[Dataset excerpt]

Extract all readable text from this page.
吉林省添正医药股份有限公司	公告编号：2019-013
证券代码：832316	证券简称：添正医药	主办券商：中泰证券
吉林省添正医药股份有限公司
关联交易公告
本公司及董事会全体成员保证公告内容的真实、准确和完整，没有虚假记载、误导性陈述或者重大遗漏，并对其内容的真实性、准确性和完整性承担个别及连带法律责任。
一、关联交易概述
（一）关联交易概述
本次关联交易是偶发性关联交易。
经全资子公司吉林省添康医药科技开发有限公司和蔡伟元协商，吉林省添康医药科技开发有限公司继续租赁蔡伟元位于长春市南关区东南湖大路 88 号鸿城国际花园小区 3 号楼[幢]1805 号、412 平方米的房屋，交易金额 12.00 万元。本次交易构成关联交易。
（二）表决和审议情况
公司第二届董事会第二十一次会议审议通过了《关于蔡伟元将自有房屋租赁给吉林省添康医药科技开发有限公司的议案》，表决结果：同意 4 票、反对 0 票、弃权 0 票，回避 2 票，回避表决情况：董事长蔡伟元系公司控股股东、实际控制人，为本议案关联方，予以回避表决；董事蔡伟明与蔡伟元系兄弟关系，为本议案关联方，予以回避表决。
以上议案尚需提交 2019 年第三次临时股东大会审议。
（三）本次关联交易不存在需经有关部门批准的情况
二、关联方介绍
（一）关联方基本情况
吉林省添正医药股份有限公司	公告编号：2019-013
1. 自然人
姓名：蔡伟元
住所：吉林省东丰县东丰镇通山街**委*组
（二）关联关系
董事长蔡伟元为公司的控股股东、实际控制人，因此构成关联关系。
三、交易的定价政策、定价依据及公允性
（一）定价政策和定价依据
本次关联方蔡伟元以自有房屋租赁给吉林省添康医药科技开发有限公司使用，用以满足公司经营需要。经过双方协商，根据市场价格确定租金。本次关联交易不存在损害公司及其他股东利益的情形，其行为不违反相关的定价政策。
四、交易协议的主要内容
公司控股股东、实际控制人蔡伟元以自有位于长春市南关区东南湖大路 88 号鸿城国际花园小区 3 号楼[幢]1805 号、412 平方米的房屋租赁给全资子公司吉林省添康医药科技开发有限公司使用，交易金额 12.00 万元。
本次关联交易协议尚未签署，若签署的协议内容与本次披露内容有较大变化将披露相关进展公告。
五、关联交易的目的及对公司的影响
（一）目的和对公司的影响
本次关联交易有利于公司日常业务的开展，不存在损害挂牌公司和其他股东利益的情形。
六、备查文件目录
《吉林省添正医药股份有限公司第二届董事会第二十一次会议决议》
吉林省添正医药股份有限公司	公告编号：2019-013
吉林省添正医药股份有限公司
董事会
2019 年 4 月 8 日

§ **Exercise instructions**:
Go through the listing above and work out how many lines contain the string "交易金额". Reply with the number alone.

§ **Result below**:
2